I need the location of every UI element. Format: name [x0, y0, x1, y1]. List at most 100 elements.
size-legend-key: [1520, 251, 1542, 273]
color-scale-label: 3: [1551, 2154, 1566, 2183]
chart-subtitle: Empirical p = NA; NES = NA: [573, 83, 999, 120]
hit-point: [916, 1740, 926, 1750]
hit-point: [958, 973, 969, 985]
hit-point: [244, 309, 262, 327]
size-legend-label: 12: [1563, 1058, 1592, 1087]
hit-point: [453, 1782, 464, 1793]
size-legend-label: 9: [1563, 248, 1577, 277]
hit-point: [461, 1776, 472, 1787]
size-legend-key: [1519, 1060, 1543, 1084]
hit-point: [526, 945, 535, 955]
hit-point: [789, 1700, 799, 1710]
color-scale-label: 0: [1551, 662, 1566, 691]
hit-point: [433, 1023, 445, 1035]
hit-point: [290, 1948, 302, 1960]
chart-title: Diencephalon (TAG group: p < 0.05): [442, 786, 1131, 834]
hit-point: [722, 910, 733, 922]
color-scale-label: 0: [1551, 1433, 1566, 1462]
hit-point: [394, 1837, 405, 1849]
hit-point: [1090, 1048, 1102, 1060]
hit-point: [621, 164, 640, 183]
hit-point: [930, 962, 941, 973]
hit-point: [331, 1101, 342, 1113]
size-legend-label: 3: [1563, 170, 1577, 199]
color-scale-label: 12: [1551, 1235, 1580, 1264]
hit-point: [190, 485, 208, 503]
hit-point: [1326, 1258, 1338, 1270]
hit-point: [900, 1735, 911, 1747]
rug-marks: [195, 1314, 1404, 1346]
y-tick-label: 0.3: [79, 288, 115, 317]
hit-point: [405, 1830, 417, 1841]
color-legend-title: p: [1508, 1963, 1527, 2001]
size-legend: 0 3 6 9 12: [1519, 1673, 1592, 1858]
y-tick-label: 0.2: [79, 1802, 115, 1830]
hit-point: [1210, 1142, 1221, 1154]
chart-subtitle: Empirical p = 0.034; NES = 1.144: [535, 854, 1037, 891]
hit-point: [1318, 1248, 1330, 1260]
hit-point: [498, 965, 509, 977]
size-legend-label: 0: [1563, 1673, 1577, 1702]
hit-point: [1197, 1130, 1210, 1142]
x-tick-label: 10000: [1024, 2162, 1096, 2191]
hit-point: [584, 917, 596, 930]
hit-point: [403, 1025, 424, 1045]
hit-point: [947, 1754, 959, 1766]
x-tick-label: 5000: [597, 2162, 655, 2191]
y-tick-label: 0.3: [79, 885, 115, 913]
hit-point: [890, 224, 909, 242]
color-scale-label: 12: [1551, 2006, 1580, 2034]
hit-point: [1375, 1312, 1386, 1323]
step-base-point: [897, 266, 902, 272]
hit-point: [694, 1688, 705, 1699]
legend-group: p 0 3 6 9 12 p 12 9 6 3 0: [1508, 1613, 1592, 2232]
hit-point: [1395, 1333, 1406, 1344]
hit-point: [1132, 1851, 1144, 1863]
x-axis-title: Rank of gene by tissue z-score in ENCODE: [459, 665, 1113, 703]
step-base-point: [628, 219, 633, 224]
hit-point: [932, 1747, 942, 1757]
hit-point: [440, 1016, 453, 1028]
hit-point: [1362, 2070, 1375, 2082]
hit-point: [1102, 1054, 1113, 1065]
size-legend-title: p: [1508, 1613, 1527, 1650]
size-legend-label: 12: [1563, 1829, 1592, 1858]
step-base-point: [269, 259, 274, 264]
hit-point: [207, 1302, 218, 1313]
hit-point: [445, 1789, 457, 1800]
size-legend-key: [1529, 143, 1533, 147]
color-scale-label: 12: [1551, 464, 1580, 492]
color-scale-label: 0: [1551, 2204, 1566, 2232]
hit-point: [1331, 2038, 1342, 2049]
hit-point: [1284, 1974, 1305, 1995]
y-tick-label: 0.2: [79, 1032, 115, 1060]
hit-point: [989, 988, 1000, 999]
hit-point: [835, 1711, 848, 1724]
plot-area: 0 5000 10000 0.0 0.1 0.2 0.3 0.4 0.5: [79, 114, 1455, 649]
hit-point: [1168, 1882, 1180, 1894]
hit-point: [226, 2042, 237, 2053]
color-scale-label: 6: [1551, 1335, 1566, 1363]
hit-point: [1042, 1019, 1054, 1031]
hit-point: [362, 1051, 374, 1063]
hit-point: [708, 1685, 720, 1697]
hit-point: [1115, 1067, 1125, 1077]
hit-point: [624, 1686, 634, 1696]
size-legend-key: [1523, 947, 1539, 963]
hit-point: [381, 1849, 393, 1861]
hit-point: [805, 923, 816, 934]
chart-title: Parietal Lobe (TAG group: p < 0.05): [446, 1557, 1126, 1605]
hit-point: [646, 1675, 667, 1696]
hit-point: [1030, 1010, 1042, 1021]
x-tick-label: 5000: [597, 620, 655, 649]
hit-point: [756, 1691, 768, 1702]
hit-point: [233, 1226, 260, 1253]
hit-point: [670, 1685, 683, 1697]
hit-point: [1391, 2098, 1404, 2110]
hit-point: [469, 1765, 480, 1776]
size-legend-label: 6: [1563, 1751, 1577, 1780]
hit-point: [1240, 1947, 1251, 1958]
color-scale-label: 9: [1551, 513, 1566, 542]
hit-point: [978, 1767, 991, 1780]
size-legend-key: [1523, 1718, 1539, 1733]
++++++++++
> [Task objective] Filter the data, keeping only the lines that contain "Empirical".

> [Answer section]
chart-subtitle: Empirical p = NA; NES = NA: [573, 83, 999, 120]
chart-subtitle: Empirical p = 0.034; NES = 1.144: [535, 854, 1037, 891]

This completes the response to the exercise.